__Consigne 1__. Recopiez à l'identique l'intégralité de l'article sur le texte final de la COP28.

Texte final de la COP28 : comment l'ambition sur la sortie des énergies fossiles a reculé au fil des négociations
Sortie “juste et ordonnée”, “réduction”, “transition”… Pendant deux semaines, les négociateurs du monde entier ont débattu de formules autour des énergies fossiles pour le texte final de la COP28 de Dubaï. Ils se sont finalement entendus, mercredi 13 décembre. “Nous avons une formulation sur les énergies fossiles dans l’accord final, pour la première fois”, s’est félicité Sultan al-Jaber, président émirati de la COP28. Il a fallu près de 30 ans de COP pour “arriver au début de la fin des énergies fossiles”, a applaudi le commissaire européen au Climat, Wopke Hoekstra.
Toutefois, les mots choisis pour mettre tout le monde d’accord ont beaucoup évolué sous les pressions de certains pays pétroliers. Franceinfo s’est plongé dans les brouillons du texte et la version finale, depuis le début de la conférence sur le climat de Dubaï.
Un premier brouillon évoque une “sortie” des énergies fossiles
Daté du 1er décembre, un premier projet de texte (PDF), préparé par le Royaume-Uni et Singapour comme base des discussions, propose d’inscrire noir sur blanc la sortie des énergies fossiles dans le texte. “C’est plus ambitieux que tout ce qui a été mis sur la table durant la COP27, donc le fait même de l’avoir parmi les options est un grand pas en avant”, salue le 1er décembre Lola Vallejo, directrice du programme climat de l’Institut du développement durable et des relations internationales (Iddri).

__Consigne 2__. Présentez sous forme de liste JSON de chaînes les lignes des enregistrements allant de la ligne contenant "Annotate this image: element" jusqu'à la ligne contenant "x-tick-label: 200 bbox=[156, 373, 177, 386]", cette dernière incluse. Mettez une chaîne par ligne et omettez les lignes vides.

__Données d'entrée__.
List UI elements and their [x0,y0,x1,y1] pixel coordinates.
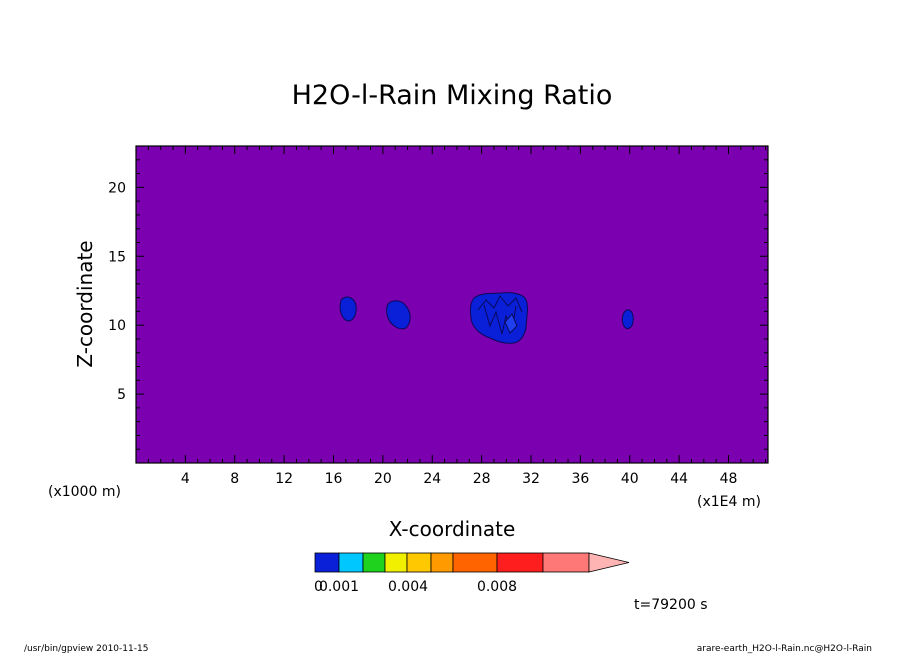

* * *

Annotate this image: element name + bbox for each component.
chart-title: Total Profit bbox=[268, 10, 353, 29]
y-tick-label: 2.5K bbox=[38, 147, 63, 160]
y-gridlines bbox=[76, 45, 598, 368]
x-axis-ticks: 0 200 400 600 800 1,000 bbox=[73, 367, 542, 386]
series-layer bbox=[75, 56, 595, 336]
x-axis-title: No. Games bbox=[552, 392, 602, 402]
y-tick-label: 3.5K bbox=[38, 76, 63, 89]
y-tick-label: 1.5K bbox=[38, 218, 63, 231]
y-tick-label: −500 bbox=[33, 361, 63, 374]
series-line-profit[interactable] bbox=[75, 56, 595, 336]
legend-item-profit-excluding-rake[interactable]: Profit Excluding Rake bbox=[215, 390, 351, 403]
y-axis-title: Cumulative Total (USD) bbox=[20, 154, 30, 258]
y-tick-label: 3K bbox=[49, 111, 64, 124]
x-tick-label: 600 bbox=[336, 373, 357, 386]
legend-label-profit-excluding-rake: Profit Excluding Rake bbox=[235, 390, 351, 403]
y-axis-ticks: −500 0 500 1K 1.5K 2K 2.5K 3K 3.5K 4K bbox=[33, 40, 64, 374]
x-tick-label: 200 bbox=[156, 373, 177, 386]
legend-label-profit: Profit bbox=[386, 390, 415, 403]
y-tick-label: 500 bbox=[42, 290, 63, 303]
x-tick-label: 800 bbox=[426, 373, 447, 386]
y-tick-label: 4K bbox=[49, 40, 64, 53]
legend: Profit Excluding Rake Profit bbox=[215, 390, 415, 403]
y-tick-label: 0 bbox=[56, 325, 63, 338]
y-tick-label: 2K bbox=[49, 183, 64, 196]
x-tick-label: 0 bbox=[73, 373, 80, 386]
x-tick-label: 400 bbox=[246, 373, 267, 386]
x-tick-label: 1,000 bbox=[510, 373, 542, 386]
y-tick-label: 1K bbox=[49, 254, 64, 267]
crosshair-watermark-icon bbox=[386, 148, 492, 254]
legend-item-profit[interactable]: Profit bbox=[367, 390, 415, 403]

__Réponse attendue 1__.
Texte final de la COP28 : comment l'ambition sur la sortie des énergies fossiles a reculé au fil des négociations
Sortie “juste et ordonnée”, “réduction”, “transition”… Pendant deux semaines, les négociateurs du monde entier ont débattu de formules autour des énergies fossiles pour le texte final de la COP28 de Dubaï. Ils se sont finalement entendus, mercredi 13 décembre. “Nous avons une formulation sur les énergies fossiles dans l’accord final, pour la première fois”, s’est félicité Sultan al-Jaber, président émirati de la COP28. Il a fallu près de 30 ans de COP pour “arriver au début de la fin des énergies fossiles”, a applaudi le commissaire européen au Climat, Wopke Hoekstra.
Toutefois, les mots choisis pour mettre tout le monde d’accord ont beaucoup évolué sous les pressions de certains pays pétroliers. Franceinfo s’est plongé dans les brouillons du texte et la version finale, depuis le début de la conférence sur le climat de Dubaï.
Un premier brouillon évoque une “sortie” des énergies fossiles
Daté du 1er décembre, un premier projet de texte (PDF), préparé par le Royaume-Uni et Singapour comme base des discussions, propose d’inscrire noir sur blanc la sortie des énergies fossiles dans le texte. “C’est plus ambitieux que tout ce qui a été mis sur la table durant la COP27, donc le fait même de l’avoir parmi les options est un grand pas en avant”, salue le 1er décembre Lola Vallejo, directrice du programme climat de l’Institut du développement durable et des relations internationales (Iddri).

__Réponse attendue 2__.
[
  "Annotate this image: element name + bbox for each component.",
  "chart-title: Total Profit bbox=[268, 10, 353, 29]",
  "y-tick-label: 2.5K bbox=[38, 147, 63, 160]",
  "y-gridlines bbox=[76, 45, 598, 368]",
  "x-axis-ticks: 0 200 400 600 800 1,000 bbox=[73, 367, 542, 386]",
  "series-layer bbox=[75, 56, 595, 336]",
  "x-axis-title: No. Games bbox=[552, 392, 602, 402]",
  "y-tick-label: 3.5K bbox=[38, 76, 63, 89]",
  "y-tick-label: 1.5K bbox=[38, 218, 63, 231]",
  "y-tick-label: −500 bbox=[33, 361, 63, 374]",
  "series-line-profit[interactable] bbox=[75, 56, 595, 336]",
  "legend-item-profit-excluding-rake[interactable]: Profit Excluding Rake bbox=[215, 390, 351, 403]",
  "y-axis-title: Cumulative Total (USD) bbox=[20, 154, 30, 258]",
  "y-tick-label: 3K bbox=[49, 111, 64, 124]",
  "x-tick-label: 600 bbox=[336, 373, 357, 386]",
  "legend-label-profit-excluding-rake: Profit Excluding Rake bbox=[235, 390, 351, 403]",
  "y-axis-ticks: −500 0 500 1K 1.5K 2K 2.5K 3K 3.5K 4K bbox=[33, 40, 64, 374]",
  "x-tick-label: 200 bbox=[156, 373, 177, 386]"
]